** BEGIN Data entries **

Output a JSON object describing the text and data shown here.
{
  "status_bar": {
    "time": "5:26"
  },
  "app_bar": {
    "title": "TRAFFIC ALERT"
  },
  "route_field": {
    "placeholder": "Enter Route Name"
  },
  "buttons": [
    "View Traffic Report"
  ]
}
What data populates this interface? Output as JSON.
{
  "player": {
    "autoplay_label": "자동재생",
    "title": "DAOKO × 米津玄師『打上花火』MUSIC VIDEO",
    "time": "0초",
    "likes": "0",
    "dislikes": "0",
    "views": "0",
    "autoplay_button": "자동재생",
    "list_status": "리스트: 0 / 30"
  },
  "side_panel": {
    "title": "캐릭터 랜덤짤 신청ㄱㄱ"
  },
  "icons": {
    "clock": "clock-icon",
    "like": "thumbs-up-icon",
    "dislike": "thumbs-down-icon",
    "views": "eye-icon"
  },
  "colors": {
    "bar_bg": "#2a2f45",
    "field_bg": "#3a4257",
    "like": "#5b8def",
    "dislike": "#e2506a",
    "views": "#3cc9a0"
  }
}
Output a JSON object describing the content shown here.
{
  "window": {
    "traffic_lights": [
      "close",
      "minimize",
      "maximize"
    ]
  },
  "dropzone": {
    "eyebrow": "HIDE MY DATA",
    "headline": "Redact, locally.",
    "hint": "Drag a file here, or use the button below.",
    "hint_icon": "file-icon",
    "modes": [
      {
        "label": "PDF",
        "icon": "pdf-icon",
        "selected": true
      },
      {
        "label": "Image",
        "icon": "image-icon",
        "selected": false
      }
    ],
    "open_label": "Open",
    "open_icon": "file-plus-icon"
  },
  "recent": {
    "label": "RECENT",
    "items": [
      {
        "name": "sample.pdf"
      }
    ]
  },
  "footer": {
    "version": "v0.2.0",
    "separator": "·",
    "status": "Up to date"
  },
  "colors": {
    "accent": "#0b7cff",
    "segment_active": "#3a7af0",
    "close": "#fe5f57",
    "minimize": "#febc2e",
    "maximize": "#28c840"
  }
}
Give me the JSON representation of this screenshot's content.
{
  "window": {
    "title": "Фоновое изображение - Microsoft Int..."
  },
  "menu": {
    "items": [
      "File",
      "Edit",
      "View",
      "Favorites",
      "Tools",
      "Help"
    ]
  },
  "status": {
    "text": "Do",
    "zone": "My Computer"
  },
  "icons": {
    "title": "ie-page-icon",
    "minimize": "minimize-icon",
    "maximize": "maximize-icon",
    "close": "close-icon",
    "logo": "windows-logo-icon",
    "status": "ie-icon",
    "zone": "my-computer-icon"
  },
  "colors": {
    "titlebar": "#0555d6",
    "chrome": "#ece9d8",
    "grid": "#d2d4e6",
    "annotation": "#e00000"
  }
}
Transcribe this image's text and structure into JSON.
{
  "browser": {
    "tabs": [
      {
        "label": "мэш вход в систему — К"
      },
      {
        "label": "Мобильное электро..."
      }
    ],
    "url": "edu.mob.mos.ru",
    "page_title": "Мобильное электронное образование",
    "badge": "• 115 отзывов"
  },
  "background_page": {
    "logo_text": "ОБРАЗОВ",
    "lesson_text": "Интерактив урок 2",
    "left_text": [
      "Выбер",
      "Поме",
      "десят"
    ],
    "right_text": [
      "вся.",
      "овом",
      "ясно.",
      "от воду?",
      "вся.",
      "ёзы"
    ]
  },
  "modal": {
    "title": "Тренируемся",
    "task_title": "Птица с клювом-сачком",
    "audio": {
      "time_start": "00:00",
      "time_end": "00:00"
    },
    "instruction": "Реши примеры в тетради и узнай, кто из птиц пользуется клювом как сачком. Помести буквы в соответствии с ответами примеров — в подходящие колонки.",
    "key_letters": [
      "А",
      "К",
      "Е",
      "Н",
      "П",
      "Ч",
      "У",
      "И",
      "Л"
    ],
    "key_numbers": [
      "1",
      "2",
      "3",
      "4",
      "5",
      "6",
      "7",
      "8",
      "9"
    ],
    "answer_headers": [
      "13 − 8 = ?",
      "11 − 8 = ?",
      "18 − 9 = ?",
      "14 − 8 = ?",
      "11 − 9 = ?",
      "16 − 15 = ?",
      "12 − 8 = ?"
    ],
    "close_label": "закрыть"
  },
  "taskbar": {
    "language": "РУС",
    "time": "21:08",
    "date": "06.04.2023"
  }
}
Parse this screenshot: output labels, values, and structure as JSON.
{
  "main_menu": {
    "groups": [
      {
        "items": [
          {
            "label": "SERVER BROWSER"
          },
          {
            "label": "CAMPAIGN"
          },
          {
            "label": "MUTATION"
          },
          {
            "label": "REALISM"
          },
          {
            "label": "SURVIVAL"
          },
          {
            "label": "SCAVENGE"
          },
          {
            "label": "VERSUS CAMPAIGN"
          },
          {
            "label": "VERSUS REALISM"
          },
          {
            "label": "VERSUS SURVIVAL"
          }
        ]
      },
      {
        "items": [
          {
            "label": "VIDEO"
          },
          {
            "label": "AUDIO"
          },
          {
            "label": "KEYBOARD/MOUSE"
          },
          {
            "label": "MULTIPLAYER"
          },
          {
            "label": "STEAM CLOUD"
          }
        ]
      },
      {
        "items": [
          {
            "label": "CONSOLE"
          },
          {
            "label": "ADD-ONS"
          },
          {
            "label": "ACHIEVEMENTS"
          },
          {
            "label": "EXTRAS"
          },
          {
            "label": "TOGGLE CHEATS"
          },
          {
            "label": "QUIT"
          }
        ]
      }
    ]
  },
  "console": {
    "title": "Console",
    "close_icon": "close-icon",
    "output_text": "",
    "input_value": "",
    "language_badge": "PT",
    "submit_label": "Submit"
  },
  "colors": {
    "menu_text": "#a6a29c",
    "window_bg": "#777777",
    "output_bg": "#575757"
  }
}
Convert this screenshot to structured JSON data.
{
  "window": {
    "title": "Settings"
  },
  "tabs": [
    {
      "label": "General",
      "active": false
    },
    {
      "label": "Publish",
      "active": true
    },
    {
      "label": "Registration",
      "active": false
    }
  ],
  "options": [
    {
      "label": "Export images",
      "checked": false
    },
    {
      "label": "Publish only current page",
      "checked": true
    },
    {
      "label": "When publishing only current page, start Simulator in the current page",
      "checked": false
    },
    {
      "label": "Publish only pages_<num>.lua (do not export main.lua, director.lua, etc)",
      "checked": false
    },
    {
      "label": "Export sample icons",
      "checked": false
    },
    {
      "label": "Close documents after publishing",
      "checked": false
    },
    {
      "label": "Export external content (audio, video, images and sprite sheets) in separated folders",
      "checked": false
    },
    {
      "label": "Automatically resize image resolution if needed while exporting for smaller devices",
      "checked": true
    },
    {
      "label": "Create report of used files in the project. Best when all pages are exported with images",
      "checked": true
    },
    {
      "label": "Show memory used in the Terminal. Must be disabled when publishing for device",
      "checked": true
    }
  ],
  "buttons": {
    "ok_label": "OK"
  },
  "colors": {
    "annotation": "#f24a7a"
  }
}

** END Data entries **

§ **Goal of the exercise**:
Restate every line of the data word for word.

§ **The output**:
Output a JSON object describing the text and data shown here.
{
  "status_bar": {
    "time": "5:26"
  },
  "app_bar": {
    "title": "TRAFFIC ALERT"
  },
  "route_field": {
    "placeholder": "Enter Route Name"
  },
  "buttons": [
    "View Traffic Report"
  ]
}
What data populates this interface? Output as JSON.
{
  "player": {
    "autoplay_label": "자동재생",
    "title": "DAOKO × 米津玄師『打上花火』MUSIC VIDEO",
    "time": "0초",
    "likes": "0",
    "dislikes": "0",
    "views": "0",
    "autoplay_button": "자동재생",
    "list_status": "리스트: 0 / 30"
  },
  "side_panel": {
    "title": "캐릭터 랜덤짤 신청ㄱㄱ"
  },
  "icons": {
    "clock": "clock-icon",
    "like": "thumbs-up-icon",
    "dislike": "thumbs-down-icon",
    "views": "eye-icon"
  },
  "colors": {
    "bar_bg": "#2a2f45",
    "field_bg": "#3a4257",
    "like": "#5b8def",
    "dislike": "#e2506a",
    "views": "#3cc9a0"
  }
}
Output a JSON object describing the content shown here.
{
  "window": {
    "traffic_lights": [
      "close",
      "minimize",
      "maximize"
    ]
  },
  "dropzone": {
    "eyebrow": "HIDE MY DATA",
    "headline": "Redact, locally.",
    "hint": "Drag a file here, or use the button below.",
    "hint_icon": "file-icon",
    "modes": [
      {
        "label": "PDF",
        "icon": "pdf-icon",
        "selected": true
      },
      {
        "label": "Image",
        "icon": "image-icon",
        "selected": false
      }
    ],
    "open_label": "Open",
    "open_icon": "file-plus-icon"
  },
  "recent": {
    "label": "RECENT",
    "items": [
      {
        "name": "sample.pdf"
      }
    ]
  },
  "footer": {
    "version": "v0.2.0",
    "separator": "·",
    "status": "Up to date"
  },
  "colors": {
    "accent": "#0b7cff",
    "segment_active": "#3a7af0",
    "close": "#fe5f57",
    "minimize": "#febc2e",
    "maximize": "#28c840"
  }
}
Give me the JSON representation of this screenshot's content.
{
  "window": {
    "title": "Фоновое изображение - Microsoft Int..."
  },
  "menu": {
    "items": [
      "File",
      "Edit",
      "View",
      "Favorites",
      "Tools",
      "Help"
    ]
  },
  "status": {
    "text": "Do",
    "zone": "My Computer"
  },
  "icons": {
    "title": "ie-page-icon",
    "minimize": "minimize-icon",
    "maximize": "maximize-icon",
    "close": "close-icon",
    "logo": "windows-logo-icon",
    "status": "ie-icon",
    "zone": "my-computer-icon"
  },
  "colors": {
    "titlebar": "#0555d6",
    "chrome": "#ece9d8",
    "grid": "#d2d4e6",
    "annotation": "#e00000"
  }
}
Transcribe this image's text and structure into JSON.
{
  "browser": {
    "tabs": [
      {
        "label": "мэш вход в систему — К"
      },
      {
        "label": "Мобильное электро..."
      }
    ],
    "url": "edu.mob.mos.ru",
    "page_title": "Мобильное электронное образование",
    "badge": "• 115 отзывов"
  },
  "background_page": {
    "logo_text": "ОБРАЗОВ",
    "lesson_text": "Интерактив урок 2",
    "left_text": [
      "Выбер",
      "Поме",
      "десят"
    ],
    "right_text": [
      "вся.",
      "овом",
      "ясно.",
      "от воду?",
      "вся.",
      "ёзы"
    ]
  },
  "modal": {
    "title": "Тренируемся",
    "task_title": "Птица с клювом-сачком",
    "audio": {
      "time_start": "00:00",
      "time_end": "00:00"
    },
    "instruction": "Реши примеры в тетради и узнай, кто из птиц пользуется клювом как сачком. Помести буквы в соответствии с ответами примеров — в подходящие колонки.",
    "key_letters": [
      "А",
      "К",
      "Е",
      "Н",
      "П",
      "Ч",
      "У",
      "И",
      "Л"
    ],
    "key_numbers": [
      "1",
      "2",
      "3",
      "4",
      "5",
      "6",
      "7",
      "8",
      "9"
    ],
    "answer_headers": [
      "13 − 8 = ?",
      "11 − 8 = ?",
      "18 − 9 = ?",
      "14 − 8 = ?",
      "11 − 9 = ?",
      "16 − 15 = ?",
      "12 − 8 = ?"
    ],
    "close_label": "закрыть"
  },
  "taskbar": {
    "language": "РУС",
    "time": "21:08",
    "date": "06.04.2023"
  }
}
Parse this screenshot: output labels, values, and structure as JSON.
{
  "main_menu": {
    "groups": [
      {
        "items": [
          {
            "label": "SERVER BROWSER"
          },
          {
            "label": "CAMPAIGN"
          },
          {
            "label": "MUTATION"
          },
          {
            "label": "REALISM"
          },
          {
            "label": "SURVIVAL"
          },
          {
            "label": "SCAVENGE"
          },
          {
            "label": "VERSUS CAMPAIGN"
          },
          {
            "label": "VERSUS REALISM"
          },
          {
            "label": "VERSUS SURVIVAL"
          }
        ]
      },
      {
        "items": [
          {
            "label": "VIDEO"
          },
          {
            "label": "AUDIO"
          },
          {
            "label": "KEYBOARD/MOUSE"
          },
          {
            "label": "MULTIPLAYER"
          },
          {
            "label": "STEAM CLOUD"
          }
        ]
      },
      {
        "items": [
          {
            "label": "CONSOLE"
          },
          {
            "label": "ADD-ONS"
          },
          {
            "label": "ACHIEVEMENTS"
          },
          {
            "label": "EXTRAS"
          },
          {
            "label": "TOGGLE CHEATS"
          },
          {
            "label": "QUIT"
          }
        ]
      }
    ]
  },
  "console": {
    "title": "Console",
    "close_icon": "close-icon",
    "output_text": "",
    "input_value": "",
    "language_badge": "PT",
    "submit_label": "Submit"
  },
  "colors": {
    "menu_text": "#a6a29c",
    "window_bg": "#777777",
    "output_bg": "#575757"
  }
}
Convert this screenshot to structured JSON data.
{
  "window": {
    "title": "Settings"
  },
  "tabs": [
    {
      "label": "General",
      "active": false
    },
    {
      "label": "Publish",
      "active": true
    },
    {
      "label": "Registration",
      "active": false
    }
  ],
  "options": [
    {
      "label": "Export images",
      "checked": false
    },
    {
      "label": "Publish only current page",
      "checked": true
    },
    {
      "label": "When publishing only current page, start Simulator in the current page",
      "checked": false
    },
    {
      "label": "Publish only pages_<num>.lua (do not export main.lua, director.lua, etc)",
      "checked": false
    },
    {
      "label": "Export sample icons",
      "checked": false
    },
    {
      "label": "Close documents after publishing",
      "checked": false
    },
    {
      "label": "Export external content (audio, video, images and sprite sheets) in separated folders",
      "checked": false
    },
    {
      "label": "Automatically resize image resolution if needed while exporting for smaller devices",
      "checked": true
    },
    {
      "label": "Create report of used files in the project. Best when all pages are exported with images",
      "checked": true
    },
    {
      "label": "Show memory used in the Terminal. Must be disabled when publishing for device",
      "checked": true
    }
  ],
  "buttons": {
    "ok_label": "OK"
  },
  "colors": {
    "annotation": "#f24a7a"
  }
}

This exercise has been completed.